— BEGIN —
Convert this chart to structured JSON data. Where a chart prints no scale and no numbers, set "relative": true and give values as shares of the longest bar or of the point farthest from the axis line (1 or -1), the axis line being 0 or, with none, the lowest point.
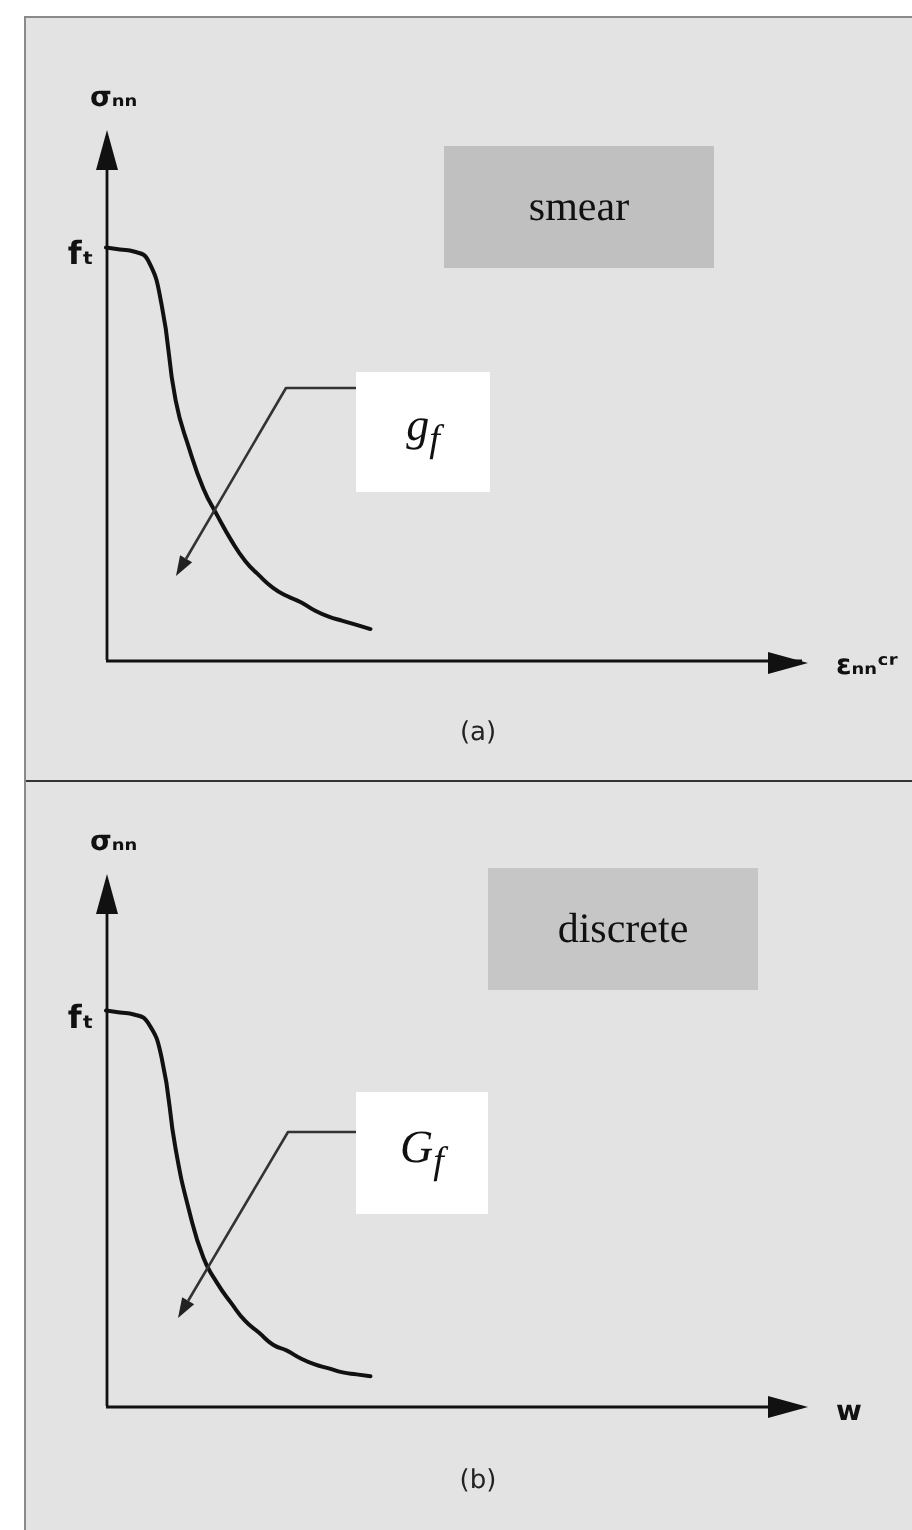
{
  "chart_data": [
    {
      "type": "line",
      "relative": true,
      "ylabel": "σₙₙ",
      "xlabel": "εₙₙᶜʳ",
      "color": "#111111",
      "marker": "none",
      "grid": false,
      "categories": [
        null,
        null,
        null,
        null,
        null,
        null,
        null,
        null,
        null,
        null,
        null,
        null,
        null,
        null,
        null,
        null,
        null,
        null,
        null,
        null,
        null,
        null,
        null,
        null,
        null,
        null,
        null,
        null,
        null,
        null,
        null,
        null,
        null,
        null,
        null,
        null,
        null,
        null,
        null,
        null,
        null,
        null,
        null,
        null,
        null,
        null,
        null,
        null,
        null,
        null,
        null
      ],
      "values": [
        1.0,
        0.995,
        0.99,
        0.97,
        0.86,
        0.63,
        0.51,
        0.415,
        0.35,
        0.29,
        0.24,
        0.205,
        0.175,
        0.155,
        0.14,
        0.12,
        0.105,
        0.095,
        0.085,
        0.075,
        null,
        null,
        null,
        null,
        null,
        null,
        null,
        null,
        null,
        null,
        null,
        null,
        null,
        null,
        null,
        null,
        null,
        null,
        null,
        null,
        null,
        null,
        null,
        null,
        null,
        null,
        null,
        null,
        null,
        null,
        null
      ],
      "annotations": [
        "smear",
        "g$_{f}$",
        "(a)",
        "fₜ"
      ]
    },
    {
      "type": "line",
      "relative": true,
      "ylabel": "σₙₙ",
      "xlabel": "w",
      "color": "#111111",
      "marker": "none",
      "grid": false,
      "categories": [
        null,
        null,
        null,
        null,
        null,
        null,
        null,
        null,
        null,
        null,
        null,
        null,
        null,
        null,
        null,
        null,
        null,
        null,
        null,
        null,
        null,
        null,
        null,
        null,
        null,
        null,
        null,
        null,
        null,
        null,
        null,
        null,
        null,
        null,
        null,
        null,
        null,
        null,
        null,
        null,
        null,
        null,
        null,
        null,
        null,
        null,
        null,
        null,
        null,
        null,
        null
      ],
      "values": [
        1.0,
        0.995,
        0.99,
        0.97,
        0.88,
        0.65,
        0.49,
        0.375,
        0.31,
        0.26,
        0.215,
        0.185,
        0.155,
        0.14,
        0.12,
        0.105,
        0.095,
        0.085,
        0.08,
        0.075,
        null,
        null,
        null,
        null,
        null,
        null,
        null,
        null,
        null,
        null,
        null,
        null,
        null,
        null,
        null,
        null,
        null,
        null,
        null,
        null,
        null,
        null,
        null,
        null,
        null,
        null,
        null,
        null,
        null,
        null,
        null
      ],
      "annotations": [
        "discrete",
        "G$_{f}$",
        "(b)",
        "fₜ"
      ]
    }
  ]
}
— END —
— BEGIN —
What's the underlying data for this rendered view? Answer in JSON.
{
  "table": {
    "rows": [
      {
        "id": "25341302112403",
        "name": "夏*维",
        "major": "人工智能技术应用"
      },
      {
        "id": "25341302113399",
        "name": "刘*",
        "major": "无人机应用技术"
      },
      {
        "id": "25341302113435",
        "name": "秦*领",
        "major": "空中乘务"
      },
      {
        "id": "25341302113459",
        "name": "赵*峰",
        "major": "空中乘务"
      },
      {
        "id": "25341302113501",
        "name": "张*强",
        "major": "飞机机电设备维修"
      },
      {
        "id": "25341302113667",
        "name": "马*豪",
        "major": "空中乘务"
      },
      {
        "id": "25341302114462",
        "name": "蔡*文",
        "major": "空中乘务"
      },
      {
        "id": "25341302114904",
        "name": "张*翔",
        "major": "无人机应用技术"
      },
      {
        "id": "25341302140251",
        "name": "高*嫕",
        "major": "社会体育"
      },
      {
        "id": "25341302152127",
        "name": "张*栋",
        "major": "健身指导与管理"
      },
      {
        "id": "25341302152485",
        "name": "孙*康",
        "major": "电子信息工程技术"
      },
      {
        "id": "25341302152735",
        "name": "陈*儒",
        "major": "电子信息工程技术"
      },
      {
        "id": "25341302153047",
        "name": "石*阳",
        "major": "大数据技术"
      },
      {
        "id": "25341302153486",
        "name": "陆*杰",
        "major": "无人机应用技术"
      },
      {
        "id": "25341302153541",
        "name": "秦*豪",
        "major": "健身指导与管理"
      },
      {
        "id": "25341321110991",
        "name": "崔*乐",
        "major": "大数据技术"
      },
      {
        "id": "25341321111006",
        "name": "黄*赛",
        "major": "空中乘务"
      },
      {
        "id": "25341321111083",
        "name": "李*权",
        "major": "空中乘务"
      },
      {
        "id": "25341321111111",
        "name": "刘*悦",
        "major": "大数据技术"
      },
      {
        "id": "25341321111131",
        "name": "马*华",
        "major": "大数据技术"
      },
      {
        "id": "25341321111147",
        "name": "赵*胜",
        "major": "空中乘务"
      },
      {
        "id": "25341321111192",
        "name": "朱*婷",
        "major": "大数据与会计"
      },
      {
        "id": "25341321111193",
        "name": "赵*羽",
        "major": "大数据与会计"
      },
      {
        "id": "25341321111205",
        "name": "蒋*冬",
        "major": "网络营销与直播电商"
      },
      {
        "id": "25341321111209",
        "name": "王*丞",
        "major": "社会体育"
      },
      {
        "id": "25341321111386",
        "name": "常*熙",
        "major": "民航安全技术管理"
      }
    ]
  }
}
— END —
— BEGIN —
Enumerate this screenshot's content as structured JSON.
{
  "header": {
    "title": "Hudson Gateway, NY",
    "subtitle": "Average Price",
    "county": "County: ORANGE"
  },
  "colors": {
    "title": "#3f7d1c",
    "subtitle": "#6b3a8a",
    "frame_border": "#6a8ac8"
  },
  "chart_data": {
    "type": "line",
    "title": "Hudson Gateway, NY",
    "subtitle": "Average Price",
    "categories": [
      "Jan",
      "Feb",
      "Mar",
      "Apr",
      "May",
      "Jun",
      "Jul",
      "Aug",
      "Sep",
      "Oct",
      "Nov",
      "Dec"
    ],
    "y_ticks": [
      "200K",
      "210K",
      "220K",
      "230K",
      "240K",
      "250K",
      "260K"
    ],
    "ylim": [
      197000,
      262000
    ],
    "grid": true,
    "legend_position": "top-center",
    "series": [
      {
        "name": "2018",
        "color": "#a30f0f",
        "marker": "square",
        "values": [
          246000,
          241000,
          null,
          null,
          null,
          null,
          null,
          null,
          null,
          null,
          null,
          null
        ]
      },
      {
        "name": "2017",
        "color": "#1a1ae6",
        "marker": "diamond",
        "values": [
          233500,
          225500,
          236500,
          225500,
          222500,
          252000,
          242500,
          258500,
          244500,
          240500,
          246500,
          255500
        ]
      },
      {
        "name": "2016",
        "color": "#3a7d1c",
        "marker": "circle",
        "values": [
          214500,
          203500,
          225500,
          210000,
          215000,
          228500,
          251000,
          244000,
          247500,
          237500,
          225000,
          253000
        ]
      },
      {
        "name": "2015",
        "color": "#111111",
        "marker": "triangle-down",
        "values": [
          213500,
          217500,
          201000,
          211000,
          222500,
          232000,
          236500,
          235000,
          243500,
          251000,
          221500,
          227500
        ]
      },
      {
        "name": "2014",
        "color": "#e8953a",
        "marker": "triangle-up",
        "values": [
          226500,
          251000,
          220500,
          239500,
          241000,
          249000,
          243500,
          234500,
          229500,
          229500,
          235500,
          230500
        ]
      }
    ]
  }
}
— END —
## DESCRIPTION OF THE TASK:
Gather up every line in the data above that contains the word "marker", copying each one.

## TASK RESPONSE:
      "marker": "none",
      "marker": "none",
        "marker": "square",
        "marker": "diamond",
        "marker": "circle",
        "marker": "triangle-down",
        "marker": "triangle-up",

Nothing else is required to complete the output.